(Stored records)
○ ○ ○

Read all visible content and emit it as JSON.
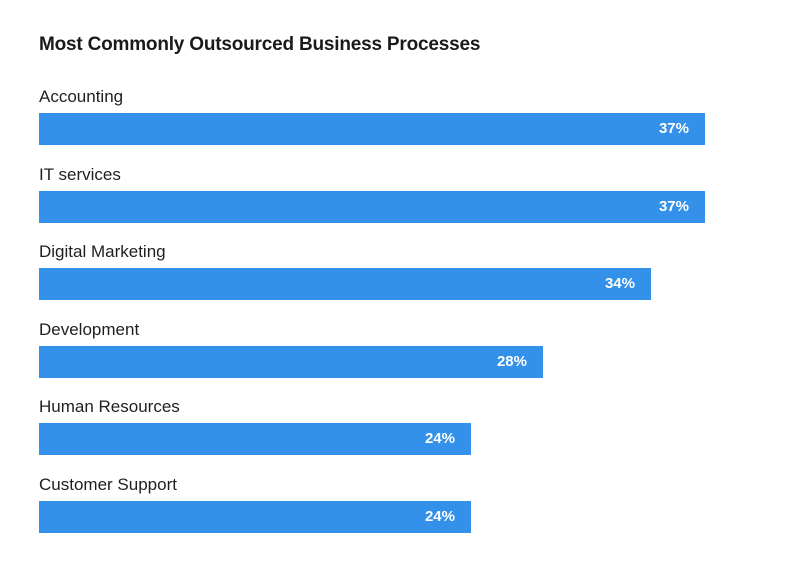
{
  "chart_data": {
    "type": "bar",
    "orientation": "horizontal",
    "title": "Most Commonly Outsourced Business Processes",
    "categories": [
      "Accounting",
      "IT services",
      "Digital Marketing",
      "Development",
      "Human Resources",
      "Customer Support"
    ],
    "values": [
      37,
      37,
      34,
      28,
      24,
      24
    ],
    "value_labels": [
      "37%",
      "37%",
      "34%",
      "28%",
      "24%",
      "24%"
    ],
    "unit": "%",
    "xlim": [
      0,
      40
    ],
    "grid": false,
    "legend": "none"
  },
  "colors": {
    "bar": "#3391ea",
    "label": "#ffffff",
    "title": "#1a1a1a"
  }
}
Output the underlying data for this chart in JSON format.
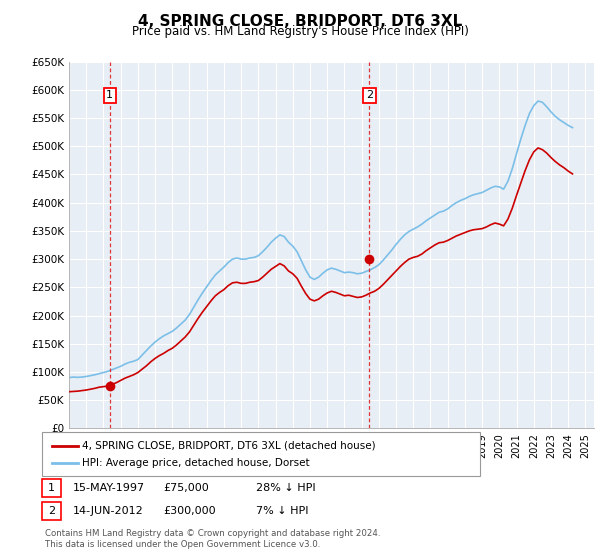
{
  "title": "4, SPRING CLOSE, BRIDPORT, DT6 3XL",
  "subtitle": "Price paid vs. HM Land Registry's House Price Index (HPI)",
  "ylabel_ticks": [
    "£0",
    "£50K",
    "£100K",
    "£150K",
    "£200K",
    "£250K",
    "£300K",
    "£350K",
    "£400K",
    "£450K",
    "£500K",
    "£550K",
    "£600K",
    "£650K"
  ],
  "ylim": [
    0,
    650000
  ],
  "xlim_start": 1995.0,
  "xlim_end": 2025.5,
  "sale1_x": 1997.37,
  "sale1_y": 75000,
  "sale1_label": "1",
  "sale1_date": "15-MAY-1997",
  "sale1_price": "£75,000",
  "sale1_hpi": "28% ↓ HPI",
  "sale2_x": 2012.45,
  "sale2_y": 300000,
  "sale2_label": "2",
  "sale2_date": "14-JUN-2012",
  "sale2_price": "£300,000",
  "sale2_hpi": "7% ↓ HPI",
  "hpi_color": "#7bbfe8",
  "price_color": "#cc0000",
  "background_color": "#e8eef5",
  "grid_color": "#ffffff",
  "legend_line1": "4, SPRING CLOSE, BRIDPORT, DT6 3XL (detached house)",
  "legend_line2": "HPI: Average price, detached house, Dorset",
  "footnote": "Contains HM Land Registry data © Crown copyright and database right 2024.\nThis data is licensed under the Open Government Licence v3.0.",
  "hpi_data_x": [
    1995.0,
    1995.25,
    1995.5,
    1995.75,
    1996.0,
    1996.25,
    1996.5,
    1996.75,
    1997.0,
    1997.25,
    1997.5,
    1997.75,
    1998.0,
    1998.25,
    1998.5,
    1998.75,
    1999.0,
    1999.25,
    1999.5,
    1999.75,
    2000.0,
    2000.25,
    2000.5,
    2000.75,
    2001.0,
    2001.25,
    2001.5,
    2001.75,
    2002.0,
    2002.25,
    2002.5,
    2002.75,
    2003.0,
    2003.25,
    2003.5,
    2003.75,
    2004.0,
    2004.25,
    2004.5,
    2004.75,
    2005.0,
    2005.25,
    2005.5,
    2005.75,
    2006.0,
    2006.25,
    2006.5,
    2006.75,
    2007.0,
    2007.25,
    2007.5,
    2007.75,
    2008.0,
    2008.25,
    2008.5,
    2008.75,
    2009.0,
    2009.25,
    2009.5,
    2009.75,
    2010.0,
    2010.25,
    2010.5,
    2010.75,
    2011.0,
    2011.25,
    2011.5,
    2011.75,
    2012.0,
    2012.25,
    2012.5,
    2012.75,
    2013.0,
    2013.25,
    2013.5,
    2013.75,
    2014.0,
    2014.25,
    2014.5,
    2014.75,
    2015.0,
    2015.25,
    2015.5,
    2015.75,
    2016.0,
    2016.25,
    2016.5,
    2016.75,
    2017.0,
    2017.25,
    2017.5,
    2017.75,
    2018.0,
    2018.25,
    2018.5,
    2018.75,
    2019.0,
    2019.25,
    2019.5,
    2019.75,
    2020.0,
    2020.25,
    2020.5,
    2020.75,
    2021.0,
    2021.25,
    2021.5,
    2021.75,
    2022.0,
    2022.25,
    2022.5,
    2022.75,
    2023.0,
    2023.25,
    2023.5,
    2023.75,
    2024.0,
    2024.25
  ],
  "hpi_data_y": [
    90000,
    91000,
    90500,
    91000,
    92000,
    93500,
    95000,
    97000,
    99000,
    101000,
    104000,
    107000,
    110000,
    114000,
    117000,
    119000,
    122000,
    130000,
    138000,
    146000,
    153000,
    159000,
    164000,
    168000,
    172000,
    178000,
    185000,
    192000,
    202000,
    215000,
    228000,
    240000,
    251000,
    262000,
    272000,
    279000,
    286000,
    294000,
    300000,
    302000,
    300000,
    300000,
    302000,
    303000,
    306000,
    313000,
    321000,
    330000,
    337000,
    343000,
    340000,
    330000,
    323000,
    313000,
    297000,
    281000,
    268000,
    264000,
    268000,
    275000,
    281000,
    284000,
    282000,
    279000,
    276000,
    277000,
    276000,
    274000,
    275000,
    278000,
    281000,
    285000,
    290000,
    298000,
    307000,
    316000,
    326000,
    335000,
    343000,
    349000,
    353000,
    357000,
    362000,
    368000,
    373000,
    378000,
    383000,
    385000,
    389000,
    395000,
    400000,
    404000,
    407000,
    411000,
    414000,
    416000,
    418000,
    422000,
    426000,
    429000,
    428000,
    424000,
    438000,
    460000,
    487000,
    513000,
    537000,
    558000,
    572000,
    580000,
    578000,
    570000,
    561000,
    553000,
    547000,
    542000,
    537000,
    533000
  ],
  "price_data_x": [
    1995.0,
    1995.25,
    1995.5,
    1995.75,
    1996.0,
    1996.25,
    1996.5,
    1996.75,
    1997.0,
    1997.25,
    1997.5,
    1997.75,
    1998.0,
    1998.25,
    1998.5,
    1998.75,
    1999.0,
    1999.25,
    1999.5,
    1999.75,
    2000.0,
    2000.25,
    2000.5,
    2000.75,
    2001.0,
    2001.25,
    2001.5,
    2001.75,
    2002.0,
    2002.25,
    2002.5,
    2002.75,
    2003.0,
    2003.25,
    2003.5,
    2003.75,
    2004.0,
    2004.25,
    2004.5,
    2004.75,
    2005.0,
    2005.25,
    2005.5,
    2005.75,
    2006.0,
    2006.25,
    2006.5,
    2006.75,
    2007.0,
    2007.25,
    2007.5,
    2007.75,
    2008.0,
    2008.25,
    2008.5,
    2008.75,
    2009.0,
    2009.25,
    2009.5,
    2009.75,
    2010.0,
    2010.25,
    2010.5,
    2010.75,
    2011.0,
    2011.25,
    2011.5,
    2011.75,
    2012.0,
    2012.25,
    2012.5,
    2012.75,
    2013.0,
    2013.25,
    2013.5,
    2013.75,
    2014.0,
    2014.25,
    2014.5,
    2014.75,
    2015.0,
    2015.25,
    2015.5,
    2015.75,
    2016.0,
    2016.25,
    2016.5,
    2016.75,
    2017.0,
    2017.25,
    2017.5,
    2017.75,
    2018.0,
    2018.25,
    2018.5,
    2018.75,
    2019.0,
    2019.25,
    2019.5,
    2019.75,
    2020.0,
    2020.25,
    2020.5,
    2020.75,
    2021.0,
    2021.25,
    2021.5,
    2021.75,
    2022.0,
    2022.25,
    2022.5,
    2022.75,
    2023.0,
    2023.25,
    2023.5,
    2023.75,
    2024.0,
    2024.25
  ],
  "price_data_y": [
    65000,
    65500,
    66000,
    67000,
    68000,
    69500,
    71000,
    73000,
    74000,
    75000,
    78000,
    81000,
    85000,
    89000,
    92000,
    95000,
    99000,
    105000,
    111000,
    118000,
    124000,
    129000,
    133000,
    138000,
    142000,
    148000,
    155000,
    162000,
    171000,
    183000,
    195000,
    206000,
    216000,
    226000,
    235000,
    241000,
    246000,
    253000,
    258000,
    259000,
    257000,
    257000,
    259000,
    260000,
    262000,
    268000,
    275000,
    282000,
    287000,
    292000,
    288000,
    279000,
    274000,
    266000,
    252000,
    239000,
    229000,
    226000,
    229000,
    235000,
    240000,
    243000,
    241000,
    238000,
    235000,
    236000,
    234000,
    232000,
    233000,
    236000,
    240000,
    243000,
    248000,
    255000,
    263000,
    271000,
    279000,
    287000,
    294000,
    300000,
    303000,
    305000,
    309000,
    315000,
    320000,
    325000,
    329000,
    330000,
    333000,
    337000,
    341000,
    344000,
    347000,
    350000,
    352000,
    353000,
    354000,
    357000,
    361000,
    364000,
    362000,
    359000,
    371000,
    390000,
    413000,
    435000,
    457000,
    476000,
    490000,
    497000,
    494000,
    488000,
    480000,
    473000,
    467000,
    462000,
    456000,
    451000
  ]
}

○ ○ ○

• _INSTRUCTIONS TO FOLLOW_: Search the records for the word "Land" and copy every line where it occurs.

• _PROBLEM SOLUTION_:
  "subtitle": "Price paid vs. HM Land Registry's House Price Index (HPI)",
  "footnote": "Contains HM Land Registry data © Crown copyright and database right 2024.\nThis data is licensed under the Open Government Licence v3.0.",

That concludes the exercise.